======== Input material ========

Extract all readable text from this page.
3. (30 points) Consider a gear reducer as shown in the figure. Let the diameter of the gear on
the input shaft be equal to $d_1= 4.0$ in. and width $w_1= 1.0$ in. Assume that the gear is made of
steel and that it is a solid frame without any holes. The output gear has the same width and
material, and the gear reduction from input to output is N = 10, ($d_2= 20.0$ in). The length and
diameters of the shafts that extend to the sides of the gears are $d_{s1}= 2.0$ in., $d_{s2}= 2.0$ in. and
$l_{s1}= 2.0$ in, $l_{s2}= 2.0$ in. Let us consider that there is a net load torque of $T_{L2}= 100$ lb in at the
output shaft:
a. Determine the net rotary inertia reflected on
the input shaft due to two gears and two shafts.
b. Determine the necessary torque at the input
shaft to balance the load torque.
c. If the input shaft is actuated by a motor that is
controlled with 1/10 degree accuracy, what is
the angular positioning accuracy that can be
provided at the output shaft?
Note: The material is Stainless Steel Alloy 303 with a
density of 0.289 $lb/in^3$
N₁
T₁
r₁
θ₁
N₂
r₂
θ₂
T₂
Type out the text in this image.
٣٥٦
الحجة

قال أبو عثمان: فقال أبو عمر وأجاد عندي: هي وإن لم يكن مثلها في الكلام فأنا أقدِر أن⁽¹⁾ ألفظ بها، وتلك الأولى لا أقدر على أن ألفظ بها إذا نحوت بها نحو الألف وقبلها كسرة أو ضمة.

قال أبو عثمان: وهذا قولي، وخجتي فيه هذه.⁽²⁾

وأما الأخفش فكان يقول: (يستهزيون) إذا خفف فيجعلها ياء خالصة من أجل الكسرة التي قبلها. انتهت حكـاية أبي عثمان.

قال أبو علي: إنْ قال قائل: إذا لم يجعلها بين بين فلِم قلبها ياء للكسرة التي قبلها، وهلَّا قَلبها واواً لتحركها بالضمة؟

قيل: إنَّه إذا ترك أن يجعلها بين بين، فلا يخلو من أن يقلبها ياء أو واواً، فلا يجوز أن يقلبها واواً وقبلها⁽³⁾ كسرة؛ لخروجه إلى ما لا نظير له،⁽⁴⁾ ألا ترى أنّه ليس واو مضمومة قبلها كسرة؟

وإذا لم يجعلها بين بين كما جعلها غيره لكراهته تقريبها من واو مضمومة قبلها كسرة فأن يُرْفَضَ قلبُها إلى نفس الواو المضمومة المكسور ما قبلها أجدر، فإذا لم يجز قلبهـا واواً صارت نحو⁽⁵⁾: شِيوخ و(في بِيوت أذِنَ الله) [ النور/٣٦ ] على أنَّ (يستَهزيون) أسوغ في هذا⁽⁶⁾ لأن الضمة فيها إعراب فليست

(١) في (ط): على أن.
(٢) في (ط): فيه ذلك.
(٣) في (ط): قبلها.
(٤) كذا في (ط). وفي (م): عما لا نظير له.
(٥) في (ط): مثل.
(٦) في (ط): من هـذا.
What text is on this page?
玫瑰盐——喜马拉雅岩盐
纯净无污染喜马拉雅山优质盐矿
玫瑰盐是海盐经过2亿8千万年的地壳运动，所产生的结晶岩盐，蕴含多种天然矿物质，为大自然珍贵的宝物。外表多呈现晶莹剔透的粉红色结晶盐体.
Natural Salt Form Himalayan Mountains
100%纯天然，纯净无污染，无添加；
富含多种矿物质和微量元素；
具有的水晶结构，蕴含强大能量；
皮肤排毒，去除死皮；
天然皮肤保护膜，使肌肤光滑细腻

========

* [What the task asks]: Wherever the string "التي" appears in the entries above, list that line.

* [Exercise response]:
وأما الأخفش فكان يقول: (يستهزيون) إذا خفف فيجعلها ياء خالصة من أجل الكسرة التي قبلها. انتهت حكـاية أبي عثمان.
قال أبو علي: إنْ قال قائل: إذا لم يجعلها بين بين فلِم قلبها ياء للكسرة التي قبلها، وهلَّا قَلبها واواً لتحركها بالضمة؟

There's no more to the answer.